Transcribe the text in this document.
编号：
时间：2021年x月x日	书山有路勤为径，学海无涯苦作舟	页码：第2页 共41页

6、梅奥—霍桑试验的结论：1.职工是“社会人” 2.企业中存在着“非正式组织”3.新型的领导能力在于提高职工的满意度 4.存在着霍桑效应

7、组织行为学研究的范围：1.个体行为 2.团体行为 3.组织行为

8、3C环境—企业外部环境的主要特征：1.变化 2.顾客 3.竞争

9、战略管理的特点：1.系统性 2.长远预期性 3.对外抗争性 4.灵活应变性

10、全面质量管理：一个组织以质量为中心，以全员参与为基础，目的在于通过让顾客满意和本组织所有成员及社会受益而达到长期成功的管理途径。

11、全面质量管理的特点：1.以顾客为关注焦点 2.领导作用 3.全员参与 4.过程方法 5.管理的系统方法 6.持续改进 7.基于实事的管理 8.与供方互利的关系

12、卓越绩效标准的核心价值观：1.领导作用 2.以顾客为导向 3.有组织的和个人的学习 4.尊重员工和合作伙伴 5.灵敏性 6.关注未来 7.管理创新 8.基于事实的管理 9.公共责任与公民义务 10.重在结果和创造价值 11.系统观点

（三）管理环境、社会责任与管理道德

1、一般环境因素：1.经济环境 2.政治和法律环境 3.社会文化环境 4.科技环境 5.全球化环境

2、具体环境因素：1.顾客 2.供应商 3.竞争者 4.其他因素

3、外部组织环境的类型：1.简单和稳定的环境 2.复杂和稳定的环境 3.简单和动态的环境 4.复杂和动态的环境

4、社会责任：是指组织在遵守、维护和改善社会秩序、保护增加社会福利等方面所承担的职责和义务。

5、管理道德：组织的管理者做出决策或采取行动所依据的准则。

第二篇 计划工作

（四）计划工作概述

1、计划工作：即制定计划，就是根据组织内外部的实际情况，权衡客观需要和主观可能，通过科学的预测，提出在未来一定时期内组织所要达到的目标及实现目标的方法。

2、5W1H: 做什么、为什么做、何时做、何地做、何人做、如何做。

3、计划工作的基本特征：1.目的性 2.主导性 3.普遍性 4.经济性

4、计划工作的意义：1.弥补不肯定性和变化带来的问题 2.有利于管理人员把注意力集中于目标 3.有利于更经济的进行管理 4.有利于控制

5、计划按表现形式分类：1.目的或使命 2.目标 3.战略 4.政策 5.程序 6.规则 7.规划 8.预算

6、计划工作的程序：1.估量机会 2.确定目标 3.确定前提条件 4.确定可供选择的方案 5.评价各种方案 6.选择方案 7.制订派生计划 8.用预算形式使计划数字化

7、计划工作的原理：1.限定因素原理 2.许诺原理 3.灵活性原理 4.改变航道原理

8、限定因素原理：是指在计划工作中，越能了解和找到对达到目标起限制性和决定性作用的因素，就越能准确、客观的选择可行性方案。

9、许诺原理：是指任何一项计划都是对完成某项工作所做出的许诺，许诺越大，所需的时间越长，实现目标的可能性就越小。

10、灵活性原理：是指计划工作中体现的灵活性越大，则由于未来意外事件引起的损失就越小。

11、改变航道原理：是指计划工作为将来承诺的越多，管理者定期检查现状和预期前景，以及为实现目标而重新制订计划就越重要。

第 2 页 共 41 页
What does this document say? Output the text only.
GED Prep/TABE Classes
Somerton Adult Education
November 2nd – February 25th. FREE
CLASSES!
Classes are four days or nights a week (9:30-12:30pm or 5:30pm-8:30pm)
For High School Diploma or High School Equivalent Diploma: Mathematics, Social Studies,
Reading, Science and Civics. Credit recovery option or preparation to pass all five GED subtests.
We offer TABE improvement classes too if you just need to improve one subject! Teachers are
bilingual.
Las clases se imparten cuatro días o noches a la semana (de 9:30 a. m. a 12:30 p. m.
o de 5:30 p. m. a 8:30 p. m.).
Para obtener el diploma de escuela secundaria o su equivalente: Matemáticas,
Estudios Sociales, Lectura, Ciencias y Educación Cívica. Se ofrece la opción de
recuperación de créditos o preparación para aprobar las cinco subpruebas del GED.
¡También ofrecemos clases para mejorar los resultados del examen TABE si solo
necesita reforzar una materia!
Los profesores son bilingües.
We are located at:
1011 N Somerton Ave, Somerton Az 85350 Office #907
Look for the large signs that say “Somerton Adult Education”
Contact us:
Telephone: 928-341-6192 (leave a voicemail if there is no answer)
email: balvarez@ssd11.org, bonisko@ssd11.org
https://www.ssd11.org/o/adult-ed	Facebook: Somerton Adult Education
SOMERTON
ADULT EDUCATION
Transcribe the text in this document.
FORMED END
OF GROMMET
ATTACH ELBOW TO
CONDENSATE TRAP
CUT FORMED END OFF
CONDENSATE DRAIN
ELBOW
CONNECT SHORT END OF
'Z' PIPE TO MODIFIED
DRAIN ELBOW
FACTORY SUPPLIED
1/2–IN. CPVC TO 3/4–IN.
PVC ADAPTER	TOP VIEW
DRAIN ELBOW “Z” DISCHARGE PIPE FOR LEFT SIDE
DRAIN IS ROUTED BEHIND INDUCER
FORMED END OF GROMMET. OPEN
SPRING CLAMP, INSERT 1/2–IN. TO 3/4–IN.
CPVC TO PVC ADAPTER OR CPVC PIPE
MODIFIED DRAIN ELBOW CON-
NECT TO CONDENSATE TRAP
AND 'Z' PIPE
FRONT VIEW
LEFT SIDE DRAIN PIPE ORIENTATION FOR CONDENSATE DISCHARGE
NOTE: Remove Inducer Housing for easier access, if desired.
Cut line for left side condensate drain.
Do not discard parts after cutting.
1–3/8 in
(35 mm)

○ ○ ○ ○

◆ Goal
Type out all of the material again, word for word.

◆ Solution to the exercise
Transcribe the text in this document.
编号：
时间：2021年x月x日	书山有路勤为径，学海无涯苦作舟	页码：第2页 共41页

6、梅奥—霍桑试验的结论：1.职工是“社会人” 2.企业中存在着“非正式组织”3.新型的领导能力在于提高职工的满意度 4.存在着霍桑效应

7、组织行为学研究的范围：1.个体行为 2.团体行为 3.组织行为

8、3C环境—企业外部环境的主要特征：1.变化 2.顾客 3.竞争

9、战略管理的特点：1.系统性 2.长远预期性 3.对外抗争性 4.灵活应变性

10、全面质量管理：一个组织以质量为中心，以全员参与为基础，目的在于通过让顾客满意和本组织所有成员及社会受益而达到长期成功的管理途径。

11、全面质量管理的特点：1.以顾客为关注焦点 2.领导作用 3.全员参与 4.过程方法 5.管理的系统方法 6.持续改进 7.基于实事的管理 8.与供方互利的关系

12、卓越绩效标准的核心价值观：1.领导作用 2.以顾客为导向 3.有组织的和个人的学习 4.尊重员工和合作伙伴 5.灵敏性 6.关注未来 7.管理创新 8.基于事实的管理 9.公共责任与公民义务 10.重在结果和创造价值 11.系统观点

（三）管理环境、社会责任与管理道德

1、一般环境因素：1.经济环境 2.政治和法律环境 3.社会文化环境 4.科技环境 5.全球化环境

2、具体环境因素：1.顾客 2.供应商 3.竞争者 4.其他因素

3、外部组织环境的类型：1.简单和稳定的环境 2.复杂和稳定的环境 3.简单和动态的环境 4.复杂和动态的环境

4、社会责任：是指组织在遵守、维护和改善社会秩序、保护增加社会福利等方面所承担的职责和义务。

5、管理道德：组织的管理者做出决策或采取行动所依据的准则。

第二篇 计划工作

（四）计划工作概述

1、计划工作：即制定计划，就是根据组织内外部的实际情况，权衡客观需要和主观可能，通过科学的预测，提出在未来一定时期内组织所要达到的目标及实现目标的方法。

2、5W1H: 做什么、为什么做、何时做、何地做、何人做、如何做。

3、计划工作的基本特征：1.目的性 2.主导性 3.普遍性 4.经济性

4、计划工作的意义：1.弥补不肯定性和变化带来的问题 2.有利于管理人员把注意力集中于目标 3.有利于更经济的进行管理 4.有利于控制

5、计划按表现形式分类：1.目的或使命 2.目标 3.战略 4.政策 5.程序 6.规则 7.规划 8.预算

6、计划工作的程序：1.估量机会 2.确定目标 3.确定前提条件 4.确定可供选择的方案 5.评价各种方案 6.选择方案 7.制订派生计划 8.用预算形式使计划数字化

7、计划工作的原理：1.限定因素原理 2.许诺原理 3.灵活性原理 4.改变航道原理

8、限定因素原理：是指在计划工作中，越能了解和找到对达到目标起限制性和决定性作用的因素，就越能准确、客观的选择可行性方案。

9、许诺原理：是指任何一项计划都是对完成某项工作所做出的许诺，许诺越大，所需的时间越长，实现目标的可能性就越小。

10、灵活性原理：是指计划工作中体现的灵活性越大，则由于未来意外事件引起的损失就越小。

11、改变航道原理：是指计划工作为将来承诺的越多，管理者定期检查现状和预期前景，以及为实现目标而重新制订计划就越重要。

第 2 页 共 41 页
What does this document say? Output the text only.
GED Prep/TABE Classes
Somerton Adult Education
November 2nd – February 25th. FREE
CLASSES!
Classes are four days or nights a week (9:30-12:30pm or 5:30pm-8:30pm)
For High School Diploma or High School Equivalent Diploma: Mathematics, Social Studies,
Reading, Science and Civics. Credit recovery option or preparation to pass all five GED subtests.
We offer TABE improvement classes too if you just need to improve one subject! Teachers are
bilingual.
Las clases se imparten cuatro días o noches a la semana (de 9:30 a. m. a 12:30 p. m.
o de 5:30 p. m. a 8:30 p. m.).
Para obtener el diploma de escuela secundaria o su equivalente: Matemáticas,
Estudios Sociales, Lectura, Ciencias y Educación Cívica. Se ofrece la opción de
recuperación de créditos o preparación para aprobar las cinco subpruebas del GED.
¡También ofrecemos clases para mejorar los resultados del examen TABE si solo
necesita reforzar una materia!
Los profesores son bilingües.
We are located at:
1011 N Somerton Ave, Somerton Az 85350 Office #907
Look for the large signs that say “Somerton Adult Education”
Contact us:
Telephone: 928-341-6192 (leave a voicemail if there is no answer)
email: balvarez@ssd11.org, bonisko@ssd11.org
https://www.ssd11.org/o/adult-ed	Facebook: Somerton Adult Education
SOMERTON
ADULT EDUCATION
Transcribe the text in this document.
FORMED END
OF GROMMET
ATTACH ELBOW TO
CONDENSATE TRAP
CUT FORMED END OFF
CONDENSATE DRAIN
ELBOW
CONNECT SHORT END OF
'Z' PIPE TO MODIFIED
DRAIN ELBOW
FACTORY SUPPLIED
1/2–IN. CPVC TO 3/4–IN.
PVC ADAPTER	TOP VIEW
DRAIN ELBOW “Z” DISCHARGE PIPE FOR LEFT SIDE
DRAIN IS ROUTED BEHIND INDUCER
FORMED END OF GROMMET. OPEN
SPRING CLAMP, INSERT 1/2–IN. TO 3/4–IN.
CPVC TO PVC ADAPTER OR CPVC PIPE
MODIFIED DRAIN ELBOW CON-
NECT TO CONDENSATE TRAP
AND 'Z' PIPE
FRONT VIEW
LEFT SIDE DRAIN PIPE ORIENTATION FOR CONDENSATE DISCHARGE
NOTE: Remove Inducer Housing for easier access, if desired.
Cut line for left side condensate drain.
Do not discard parts after cutting.
1–3/8 in
(35 mm)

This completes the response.